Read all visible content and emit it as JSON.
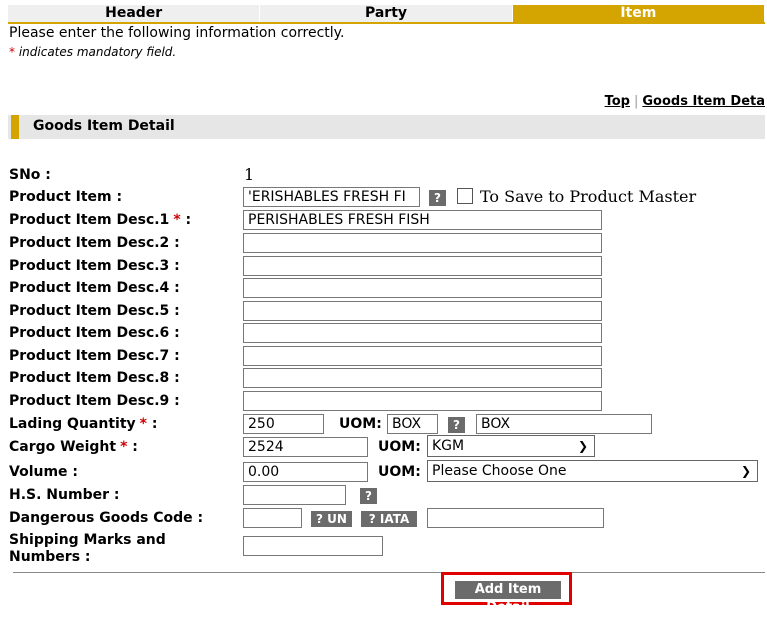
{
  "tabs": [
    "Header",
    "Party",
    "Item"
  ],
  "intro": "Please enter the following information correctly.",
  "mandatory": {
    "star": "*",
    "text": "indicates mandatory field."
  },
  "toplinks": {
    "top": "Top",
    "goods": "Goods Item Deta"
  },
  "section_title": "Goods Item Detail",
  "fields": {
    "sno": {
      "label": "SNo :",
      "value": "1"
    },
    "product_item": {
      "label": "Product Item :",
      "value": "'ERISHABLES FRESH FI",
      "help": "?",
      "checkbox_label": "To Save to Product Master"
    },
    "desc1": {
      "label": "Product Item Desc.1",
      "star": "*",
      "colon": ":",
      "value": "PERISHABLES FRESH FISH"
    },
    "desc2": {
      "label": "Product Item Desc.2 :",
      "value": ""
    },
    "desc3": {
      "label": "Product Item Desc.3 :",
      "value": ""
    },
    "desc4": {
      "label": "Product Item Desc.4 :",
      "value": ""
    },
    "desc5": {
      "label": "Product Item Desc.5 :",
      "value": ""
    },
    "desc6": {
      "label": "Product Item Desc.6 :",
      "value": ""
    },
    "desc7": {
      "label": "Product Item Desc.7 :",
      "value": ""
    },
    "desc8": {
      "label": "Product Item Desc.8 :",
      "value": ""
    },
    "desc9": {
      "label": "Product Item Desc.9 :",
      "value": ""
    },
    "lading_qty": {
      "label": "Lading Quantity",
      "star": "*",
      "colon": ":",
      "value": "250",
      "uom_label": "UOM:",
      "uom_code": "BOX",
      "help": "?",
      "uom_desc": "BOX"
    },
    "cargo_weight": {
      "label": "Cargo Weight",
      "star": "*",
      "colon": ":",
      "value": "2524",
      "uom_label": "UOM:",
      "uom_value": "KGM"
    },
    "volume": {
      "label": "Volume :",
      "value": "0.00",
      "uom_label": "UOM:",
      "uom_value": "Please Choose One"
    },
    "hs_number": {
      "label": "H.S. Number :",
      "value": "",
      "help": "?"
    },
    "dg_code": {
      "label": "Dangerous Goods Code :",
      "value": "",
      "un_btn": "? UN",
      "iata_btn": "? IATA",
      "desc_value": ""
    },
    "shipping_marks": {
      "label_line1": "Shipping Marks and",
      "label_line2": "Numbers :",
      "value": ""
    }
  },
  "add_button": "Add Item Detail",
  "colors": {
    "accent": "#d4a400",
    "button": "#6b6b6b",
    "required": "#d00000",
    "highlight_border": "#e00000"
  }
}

◆ Aim of the task:
From the entries above, collect every line with the string "mandatory" in it.

◆ Answer to the problem:
  "mandatory": {
    "text": "indicates mandatory field."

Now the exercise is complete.